(Element and region data)
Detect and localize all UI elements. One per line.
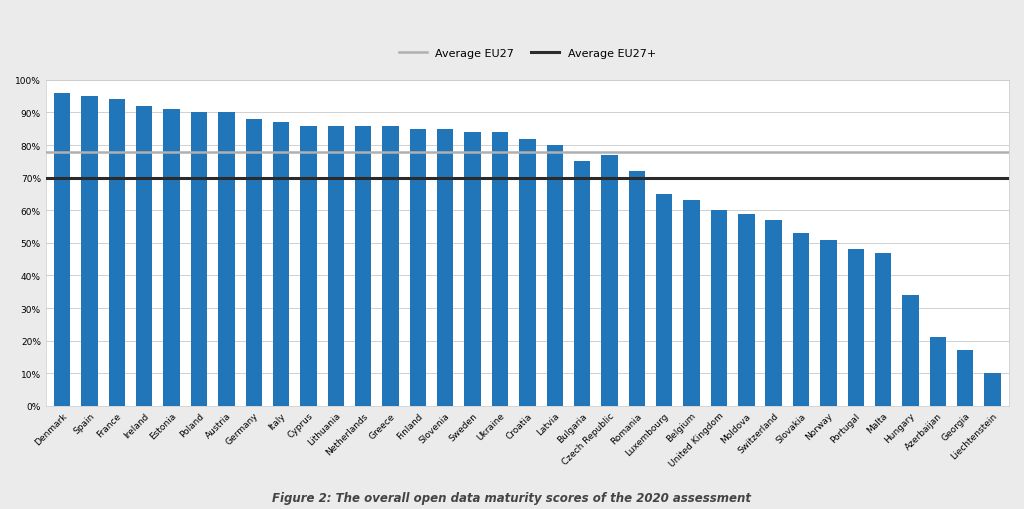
Bar [164,110,180,406]
Bar [328,126,344,406]
Bar [738,214,755,406]
Bar [382,126,398,406]
Bar [957,351,974,406]
Bar [793,234,809,406]
Bar [601,156,617,406]
Bar [81,97,97,406]
Bar [874,253,891,406]
Bar [902,295,919,406]
Bar [437,129,454,406]
Bar [300,126,316,406]
Bar [492,133,508,406]
Bar [573,162,590,406]
Bar [820,240,837,406]
Bar [848,250,864,406]
Legend: Average EU27, Average EU27+: Average EU27, Average EU27+ [394,44,660,63]
Text: Figure 2: The overall open data maturity scores of the 2020 assessment: Figure 2: The overall open data maturity… [272,491,752,504]
Bar [136,107,153,406]
Bar [355,126,372,406]
Bar [930,338,946,406]
Bar [547,146,563,406]
Bar [656,194,673,406]
Bar [711,211,727,406]
Bar [54,94,71,406]
Bar [519,139,536,406]
Bar [683,201,699,406]
Bar [109,100,125,406]
Bar [218,114,234,406]
Bar [766,220,782,406]
Bar [465,133,481,406]
Bar [246,120,262,406]
Bar [190,114,207,406]
Bar [410,129,426,406]
Bar [272,123,290,406]
Bar [984,374,1000,406]
Bar [629,172,645,406]
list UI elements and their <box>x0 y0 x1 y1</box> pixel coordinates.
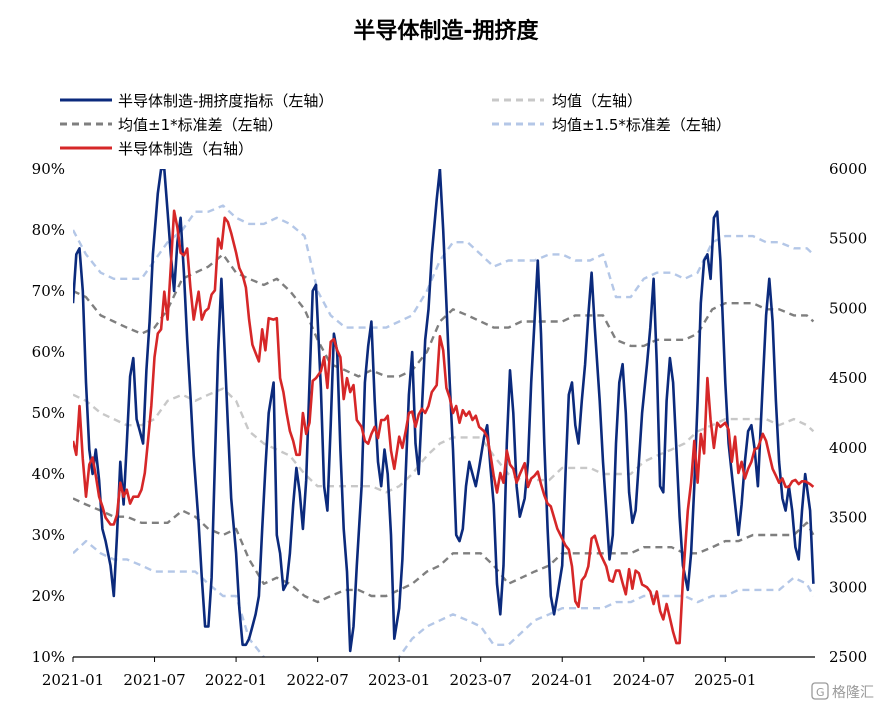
right-tick-label: 5500 <box>829 230 867 248</box>
legend-label-band1: 均值±1*标准差（左轴） <box>118 116 283 134</box>
left-tick-label: 10% <box>32 648 65 666</box>
left-tick-label: 60% <box>32 343 65 361</box>
series-upper-1sd-line <box>73 253 815 378</box>
legend-label-crowding: 半导体制造-拥挤度指标（左轴） <box>118 92 333 110</box>
legend: 半导体制造-拥挤度指标（左轴） 均值（左轴） 均值±1*标准差（左轴） 均值±1… <box>60 92 731 158</box>
x-tick-label: 2024-07 <box>613 671 675 689</box>
series-lower-1-5sd-line <box>73 539 815 657</box>
series-index-line <box>73 209 815 645</box>
right-tick-label: 2500 <box>829 648 867 666</box>
series-lower-1sd-line <box>73 497 815 604</box>
x-axis-ticks: 2021-01 2021-07 2022-01 2022-07 2023-01 2023-… <box>42 657 756 689</box>
legend-label-index: 半导体制造（右轴） <box>118 140 253 158</box>
x-tick-label: 2024-01 <box>531 671 593 689</box>
x-tick-label: 2021-01 <box>42 671 104 689</box>
x-tick-label: 2023-07 <box>450 671 512 689</box>
left-axis-ticks: 10% 20% 30% 40% 50% 60% 70% 80% 90% <box>32 160 65 666</box>
series-crowding-line <box>73 169 815 653</box>
x-tick-label: 2023-01 <box>368 671 430 689</box>
legend-item-index: 半导体制造（右轴） <box>60 140 253 158</box>
legend-label-band15: 均值±1.5*标准差（左轴） <box>552 116 731 134</box>
right-tick-label: 4500 <box>829 369 867 387</box>
svg-text:G: G <box>816 686 825 699</box>
x-tick-label: 2025-01 <box>694 671 756 689</box>
legend-label-mean: 均值（左轴） <box>552 92 642 110</box>
left-tick-label: 80% <box>32 221 65 239</box>
series-upper-1-5sd-line <box>73 204 815 329</box>
legend-item-band1: 均值±1*标准差（左轴） <box>60 116 283 134</box>
right-tick-label: 5000 <box>829 299 867 317</box>
left-tick-label: 90% <box>32 160 65 178</box>
series-mean-line <box>73 387 815 494</box>
watermark: G 格隆汇 <box>811 682 874 701</box>
x-tick-label: 2022-01 <box>205 671 267 689</box>
right-axis-ticks: 2500 3000 3500 4000 4500 5000 5500 6000 <box>829 160 867 666</box>
right-tick-label: 6000 <box>829 160 867 178</box>
x-tick-label: 2022-07 <box>286 671 348 689</box>
right-tick-label: 4000 <box>829 439 867 457</box>
right-tick-label: 3500 <box>829 509 867 527</box>
x-tick-label: 2021-07 <box>123 671 185 689</box>
chart-title: 半导体制造-拥挤度 <box>353 18 539 44</box>
legend-item-mean: 均值（左轴） <box>492 92 642 110</box>
right-tick-label: 3000 <box>829 578 867 596</box>
left-tick-label: 20% <box>32 587 65 605</box>
watermark-text: 格隆汇 <box>832 685 874 701</box>
legend-item-crowding: 半导体制造-拥挤度指标（左轴） <box>60 92 333 110</box>
left-tick-label: 70% <box>32 282 65 300</box>
series-layer <box>73 169 815 657</box>
watermark-logo-icon <box>811 682 829 700</box>
left-tick-label: 40% <box>32 465 65 483</box>
legend-item-band15: 均值±1.5*标准差（左轴） <box>492 116 731 134</box>
left-tick-label: 30% <box>32 526 65 544</box>
left-tick-label: 50% <box>32 404 65 422</box>
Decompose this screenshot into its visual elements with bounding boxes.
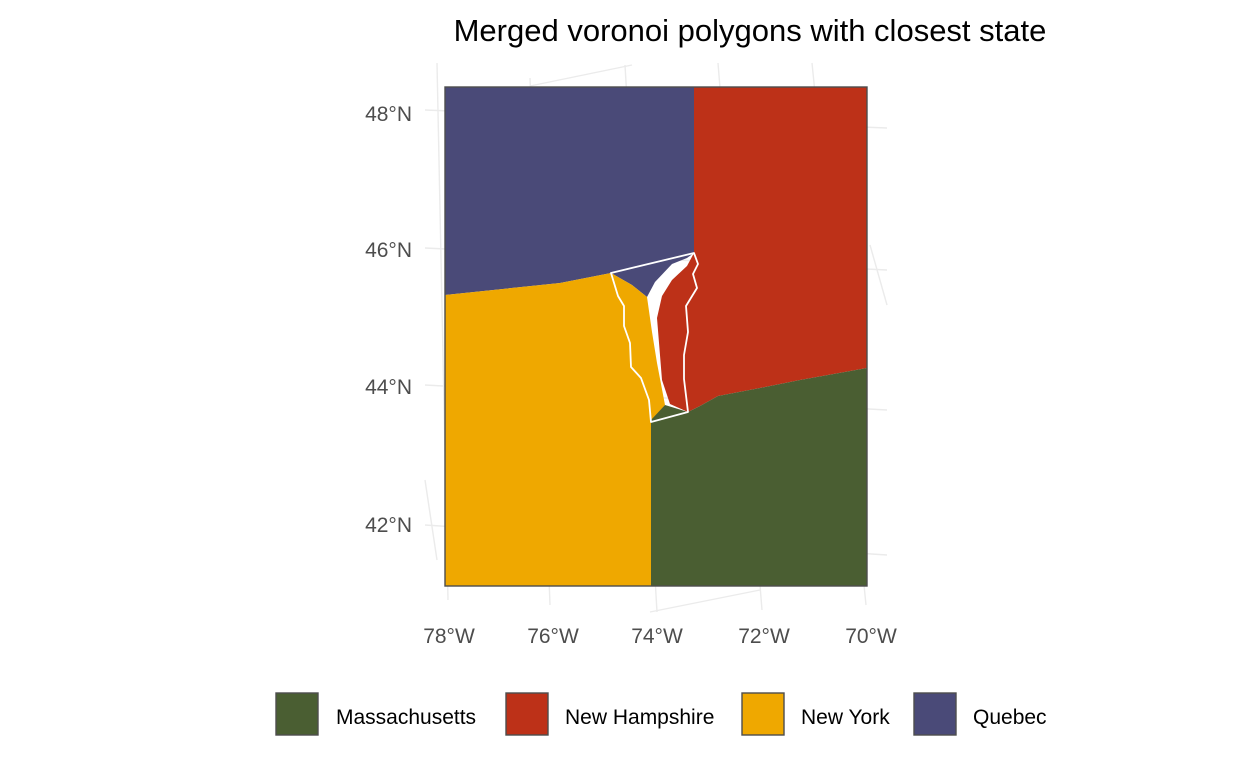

TASK DIRECTIONS => Give back every entry above line for line, word for word, and leave out the pictures.

RESPONSE TO THE EXERCISE =>
Detect and localize all UI elements. One per line.
Bar [164,110,180,406]
Bar [328,126,344,406]
Bar [738,214,755,406]
Bar [382,126,398,406]
Bar [957,351,974,406]
Bar [793,234,809,406]
Bar [601,156,617,406]
Bar [81,97,97,406]
Bar [874,253,891,406]
Bar [902,295,919,406]
Bar [437,129,454,406]
Bar [300,126,316,406]
Bar [492,133,508,406]
Bar [573,162,590,406]
Bar [820,240,837,406]
Bar [848,250,864,406]
Legend: Average EU27, Average EU27+: Average EU27, Average EU27+ [394,44,660,63]
Text: Figure 2: The overall open data maturity scores of the 2020 assessment: Figure 2: The overall open data maturity… [272,491,752,504]
Bar [136,107,153,406]
Bar [355,126,372,406]
Bar [930,338,946,406]
Bar [547,146,563,406]
Bar [656,194,673,406]
Bar [711,211,727,406]
Bar [54,94,71,406]
Bar [519,139,536,406]
Bar [683,201,699,406]
Bar [109,100,125,406]
Bar [218,114,234,406]
Bar [766,220,782,406]
Bar [465,133,481,406]
Bar [246,120,262,406]
Bar [190,114,207,406]
Bar [410,129,426,406]
Bar [272,123,290,406]
Bar [984,374,1000,406]
Bar [629,172,645,406]
list UI elements and their <box>x0 y0 x1 y1</box> pixel coordinates.
right-tick-label: 5500 <box>829 230 867 248</box>
legend-label-band1: 均值±1*标准差（左轴） <box>118 116 283 134</box>
left-tick-label: 10% <box>32 648 65 666</box>
left-tick-label: 60% <box>32 343 65 361</box>
series-upper-1sd-line <box>73 253 815 378</box>
legend-label-crowding: 半导体制造-拥挤度指标（左轴） <box>118 92 333 110</box>
legend: 半导体制造-拥挤度指标（左轴） 均值（左轴） 均值±1*标准差（左轴） 均值±1… <box>60 92 731 158</box>
x-tick-label: 2024-07 <box>613 671 675 689</box>
series-lower-1-5sd-line <box>73 539 815 657</box>
series-index-line <box>73 209 815 645</box>
right-tick-label: 2500 <box>829 648 867 666</box>
series-lower-1sd-line <box>73 497 815 604</box>
x-axis-ticks: 2021-01 2021-07 2022-01 2022-07 2023-01 2023-… <box>42 657 756 689</box>
legend-label-index: 半导体制造（右轴） <box>118 140 253 158</box>
x-tick-label: 2024-01 <box>531 671 593 689</box>
x-tick-label: 2021-01 <box>42 671 104 689</box>
x-tick-label: 2023-07 <box>450 671 512 689</box>
left-axis-ticks: 10% 20% 30% 40% 50% 60% 70% 80% 90% <box>32 160 65 666</box>
series-crowding-line <box>73 169 815 653</box>
x-tick-label: 2023-01 <box>368 671 430 689</box>
legend-item-index: 半导体制造（右轴） <box>60 140 253 158</box>
legend-label-band15: 均值±1.5*标准差（左轴） <box>552 116 731 134</box>
right-tick-label: 4500 <box>829 369 867 387</box>
svg-text:G: G <box>816 686 825 699</box>
x-tick-label: 2025-01 <box>694 671 756 689</box>
legend-label-mean: 均值（左轴） <box>552 92 642 110</box>
left-tick-label: 80% <box>32 221 65 239</box>
series-upper-1-5sd-line <box>73 204 815 329</box>
legend-item-band1: 均值±1*标准差（左轴） <box>60 116 283 134</box>
right-tick-label: 5000 <box>829 299 867 317</box>
left-tick-label: 90% <box>32 160 65 178</box>
series-mean-line <box>73 387 815 494</box>
watermark: G 格隆汇 <box>811 682 874 701</box>
x-tick-label: 2022-01 <box>205 671 267 689</box>
right-axis-ticks: 2500 3000 3500 4000 4500 5000 5500 6000 <box>829 160 867 666</box>
right-tick-label: 6000 <box>829 160 867 178</box>
x-tick-label: 2022-07 <box>286 671 348 689</box>
right-tick-label: 4000 <box>829 439 867 457</box>
right-tick-label: 3500 <box>829 509 867 527</box>
x-tick-label: 2021-07 <box>123 671 185 689</box>
chart-title: 半导体制造-拥挤度 <box>353 18 539 44</box>
legend-item-mean: 均值（左轴） <box>492 92 642 110</box>
right-tick-label: 3000 <box>829 578 867 596</box>
left-tick-label: 20% <box>32 587 65 605</box>
watermark-text: 格隆汇 <box>832 685 874 701</box>
legend-item-crowding: 半导体制造-拥挤度指标（左轴） <box>60 92 333 110</box>
left-tick-label: 70% <box>32 282 65 300</box>
series-layer <box>73 169 815 657</box>
watermark-logo-icon <box>811 682 829 700</box>
left-tick-label: 40% <box>32 465 65 483</box>
legend-item-band15: 均值±1.5*标准差（左轴） <box>492 116 731 134</box>
left-tick-label: 30% <box>32 526 65 544</box>
left-tick-label: 50% <box>32 404 65 422</box>
Decompose this screenshot into its visual elements with bounding boxes.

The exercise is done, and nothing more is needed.